--- start of Exercise materials ---

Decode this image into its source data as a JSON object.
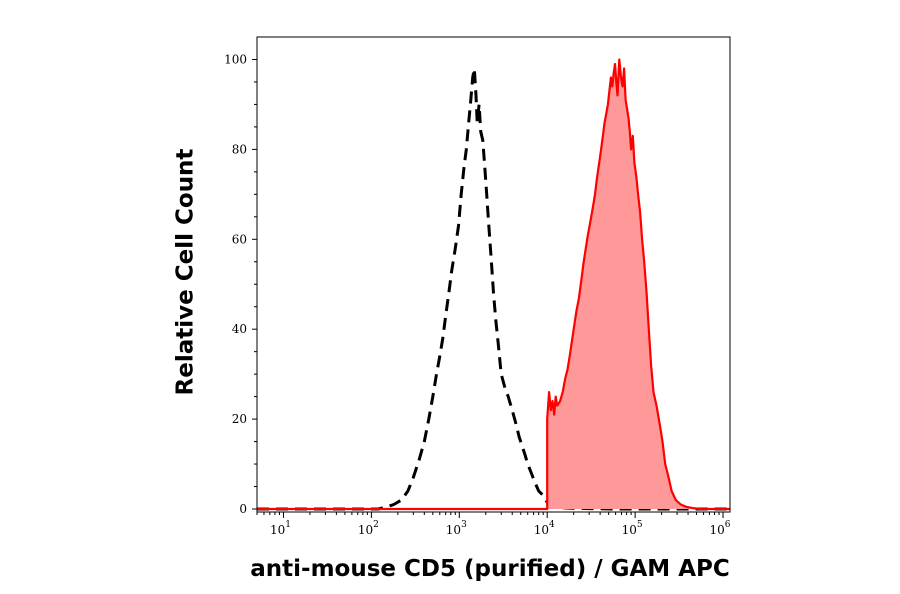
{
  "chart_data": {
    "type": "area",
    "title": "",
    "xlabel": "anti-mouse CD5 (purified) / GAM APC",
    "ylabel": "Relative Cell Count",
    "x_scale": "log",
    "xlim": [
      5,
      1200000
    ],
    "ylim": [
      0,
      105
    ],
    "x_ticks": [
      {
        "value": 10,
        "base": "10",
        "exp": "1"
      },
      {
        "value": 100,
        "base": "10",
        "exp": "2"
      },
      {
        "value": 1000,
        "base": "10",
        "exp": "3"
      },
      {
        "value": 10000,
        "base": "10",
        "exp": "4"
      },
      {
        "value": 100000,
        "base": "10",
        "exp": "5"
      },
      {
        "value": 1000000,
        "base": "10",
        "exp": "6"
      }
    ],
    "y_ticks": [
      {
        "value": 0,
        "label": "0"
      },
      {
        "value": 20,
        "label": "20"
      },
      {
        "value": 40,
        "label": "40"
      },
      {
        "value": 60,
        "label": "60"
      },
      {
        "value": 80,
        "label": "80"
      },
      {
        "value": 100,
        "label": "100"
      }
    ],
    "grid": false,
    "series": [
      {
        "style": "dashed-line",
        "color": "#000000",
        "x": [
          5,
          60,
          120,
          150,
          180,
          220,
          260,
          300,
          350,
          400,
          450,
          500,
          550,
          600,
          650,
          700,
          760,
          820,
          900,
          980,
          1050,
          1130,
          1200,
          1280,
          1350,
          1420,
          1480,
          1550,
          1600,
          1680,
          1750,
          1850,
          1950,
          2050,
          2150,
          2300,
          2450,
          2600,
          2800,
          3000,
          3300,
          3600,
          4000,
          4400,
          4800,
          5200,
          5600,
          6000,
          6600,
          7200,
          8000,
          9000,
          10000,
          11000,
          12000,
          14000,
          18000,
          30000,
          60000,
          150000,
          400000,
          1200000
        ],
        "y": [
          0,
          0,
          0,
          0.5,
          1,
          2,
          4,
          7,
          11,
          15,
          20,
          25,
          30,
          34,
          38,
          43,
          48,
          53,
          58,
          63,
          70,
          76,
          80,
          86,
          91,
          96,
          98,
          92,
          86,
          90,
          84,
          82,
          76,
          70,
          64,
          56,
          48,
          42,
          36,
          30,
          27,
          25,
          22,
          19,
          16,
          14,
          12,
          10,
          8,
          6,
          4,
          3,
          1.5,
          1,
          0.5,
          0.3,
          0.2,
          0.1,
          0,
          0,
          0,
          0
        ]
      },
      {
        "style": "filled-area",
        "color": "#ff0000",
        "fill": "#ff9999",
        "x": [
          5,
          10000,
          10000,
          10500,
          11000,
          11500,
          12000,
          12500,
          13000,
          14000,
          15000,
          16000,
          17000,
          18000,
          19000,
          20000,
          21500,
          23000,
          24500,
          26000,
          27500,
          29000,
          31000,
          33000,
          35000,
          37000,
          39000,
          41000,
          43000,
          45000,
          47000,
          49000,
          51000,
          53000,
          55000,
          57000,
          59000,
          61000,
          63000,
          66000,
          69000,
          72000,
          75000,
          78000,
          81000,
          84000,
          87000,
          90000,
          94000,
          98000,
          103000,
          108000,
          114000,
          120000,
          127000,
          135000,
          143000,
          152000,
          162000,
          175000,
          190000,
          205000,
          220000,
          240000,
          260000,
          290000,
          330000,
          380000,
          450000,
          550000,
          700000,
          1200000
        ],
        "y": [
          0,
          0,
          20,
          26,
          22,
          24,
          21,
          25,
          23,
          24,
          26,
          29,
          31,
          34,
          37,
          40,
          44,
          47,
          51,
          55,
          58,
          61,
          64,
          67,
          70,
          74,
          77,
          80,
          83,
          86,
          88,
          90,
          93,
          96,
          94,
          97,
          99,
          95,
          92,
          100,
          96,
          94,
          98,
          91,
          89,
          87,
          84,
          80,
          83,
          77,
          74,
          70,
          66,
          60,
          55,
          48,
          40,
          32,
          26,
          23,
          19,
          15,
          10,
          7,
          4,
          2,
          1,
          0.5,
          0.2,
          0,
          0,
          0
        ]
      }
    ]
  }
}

--- end of Exercise materials ---

◆ **Your objective**
Make an exact copy of every entry above, minus the images.

◆ **Response to the exercise**
Decode this image into its source data as a JSON object.
{
  "chart_data": {
    "type": "area",
    "title": "",
    "xlabel": "anti-mouse CD5 (purified) / GAM APC",
    "ylabel": "Relative Cell Count",
    "x_scale": "log",
    "xlim": [
      5,
      1200000
    ],
    "ylim": [
      0,
      105
    ],
    "x_ticks": [
      {
        "value": 10,
        "base": "10",
        "exp": "1"
      },
      {
        "value": 100,
        "base": "10",
        "exp": "2"
      },
      {
        "value": 1000,
        "base": "10",
        "exp": "3"
      },
      {
        "value": 10000,
        "base": "10",
        "exp": "4"
      },
      {
        "value": 100000,
        "base": "10",
        "exp": "5"
      },
      {
        "value": 1000000,
        "base": "10",
        "exp": "6"
      }
    ],
    "y_ticks": [
      {
        "value": 0,
        "label": "0"
      },
      {
        "value": 20,
        "label": "20"
      },
      {
        "value": 40,
        "label": "40"
      },
      {
        "value": 60,
        "label": "60"
      },
      {
        "value": 80,
        "label": "80"
      },
      {
        "value": 100,
        "label": "100"
      }
    ],
    "grid": false,
    "series": [
      {
        "style": "dashed-line",
        "color": "#000000",
        "x": [
          5,
          60,
          120,
          150,
          180,
          220,
          260,
          300,
          350,
          400,
          450,
          500,
          550,
          600,
          650,
          700,
          760,
          820,
          900,
          980,
          1050,
          1130,
          1200,
          1280,
          1350,
          1420,
          1480,
          1550,
          1600,
          1680,
          1750,
          1850,
          1950,
          2050,
          2150,
          2300,
          2450,
          2600,
          2800,
          3000,
          3300,
          3600,
          4000,
          4400,
          4800,
          5200,
          5600,
          6000,
          6600,
          7200,
          8000,
          9000,
          10000,
          11000,
          12000,
          14000,
          18000,
          30000,
          60000,
          150000,
          400000,
          1200000
        ],
        "y": [
          0,
          0,
          0,
          0.5,
          1,
          2,
          4,
          7,
          11,
          15,
          20,
          25,
          30,
          34,
          38,
          43,
          48,
          53,
          58,
          63,
          70,
          76,
          80,
          86,
          91,
          96,
          98,
          92,
          86,
          90,
          84,
          82,
          76,
          70,
          64,
          56,
          48,
          42,
          36,
          30,
          27,
          25,
          22,
          19,
          16,
          14,
          12,
          10,
          8,
          6,
          4,
          3,
          1.5,
          1,
          0.5,
          0.3,
          0.2,
          0.1,
          0,
          0,
          0,
          0
        ]
      },
      {
        "style": "filled-area",
        "color": "#ff0000",
        "fill": "#ff9999",
        "x": [
          5,
          10000,
          10000,
          10500,
          11000,
          11500,
          12000,
          12500,
          13000,
          14000,
          15000,
          16000,
          17000,
          18000,
          19000,
          20000,
          21500,
          23000,
          24500,
          26000,
          27500,
          29000,
          31000,
          33000,
          35000,
          37000,
          39000,
          41000,
          43000,
          45000,
          47000,
          49000,
          51000,
          53000,
          55000,
          57000,
          59000,
          61000,
          63000,
          66000,
          69000,
          72000,
          75000,
          78000,
          81000,
          84000,
          87000,
          90000,
          94000,
          98000,
          103000,
          108000,
          114000,
          120000,
          127000,
          135000,
          143000,
          152000,
          162000,
          175000,
          190000,
          205000,
          220000,
          240000,
          260000,
          290000,
          330000,
          380000,
          450000,
          550000,
          700000,
          1200000
        ],
        "y": [
          0,
          0,
          20,
          26,
          22,
          24,
          21,
          25,
          23,
          24,
          26,
          29,
          31,
          34,
          37,
          40,
          44,
          47,
          51,
          55,
          58,
          61,
          64,
          67,
          70,
          74,
          77,
          80,
          83,
          86,
          88,
          90,
          93,
          96,
          94,
          97,
          99,
          95,
          92,
          100,
          96,
          94,
          98,
          91,
          89,
          87,
          84,
          80,
          83,
          77,
          74,
          70,
          66,
          60,
          55,
          48,
          40,
          32,
          26,
          23,
          19,
          15,
          10,
          7,
          4,
          2,
          1,
          0.5,
          0.2,
          0,
          0,
          0
        ]
      }
    ]
  }
}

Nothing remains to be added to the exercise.